SHORT TASK:
Quote the listing below in its entirety.

(Figure data in JSON)
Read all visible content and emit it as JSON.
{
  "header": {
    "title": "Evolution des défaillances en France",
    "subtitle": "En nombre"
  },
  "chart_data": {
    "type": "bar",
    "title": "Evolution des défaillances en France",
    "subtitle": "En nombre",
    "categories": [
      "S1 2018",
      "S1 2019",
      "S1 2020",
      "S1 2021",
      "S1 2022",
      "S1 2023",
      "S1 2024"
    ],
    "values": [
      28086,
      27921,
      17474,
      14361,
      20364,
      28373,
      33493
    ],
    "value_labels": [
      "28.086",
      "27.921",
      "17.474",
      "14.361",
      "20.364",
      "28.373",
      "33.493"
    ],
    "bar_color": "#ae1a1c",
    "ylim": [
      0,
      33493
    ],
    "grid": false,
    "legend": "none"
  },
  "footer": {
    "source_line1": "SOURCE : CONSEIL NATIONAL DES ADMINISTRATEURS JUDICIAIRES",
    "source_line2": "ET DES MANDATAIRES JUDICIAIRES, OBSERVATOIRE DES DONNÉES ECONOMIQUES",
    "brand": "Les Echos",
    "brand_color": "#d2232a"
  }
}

SOLUTION BELOW:
Read all visible content and emit it as JSON.
{
  "header": {
    "title": "Evolution des défaillances en France",
    "subtitle": "En nombre"
  },
  "chart_data": {
    "type": "bar",
    "title": "Evolution des défaillances en France",
    "subtitle": "En nombre",
    "categories": [
      "S1 2018",
      "S1 2019",
      "S1 2020",
      "S1 2021",
      "S1 2022",
      "S1 2023",
      "S1 2024"
    ],
    "values": [
      28086,
      27921,
      17474,
      14361,
      20364,
      28373,
      33493
    ],
    "value_labels": [
      "28.086",
      "27.921",
      "17.474",
      "14.361",
      "20.364",
      "28.373",
      "33.493"
    ],
    "bar_color": "#ae1a1c",
    "ylim": [
      0,
      33493
    ],
    "grid": false,
    "legend": "none"
  },
  "footer": {
    "source_line1": "SOURCE : CONSEIL NATIONAL DES ADMINISTRATEURS JUDICIAIRES",
    "source_line2": "ET DES MANDATAIRES JUDICIAIRES, OBSERVATOIRE DES DONNÉES ECONOMIQUES",
    "brand": "Les Echos",
    "brand_color": "#d2232a"
  }
}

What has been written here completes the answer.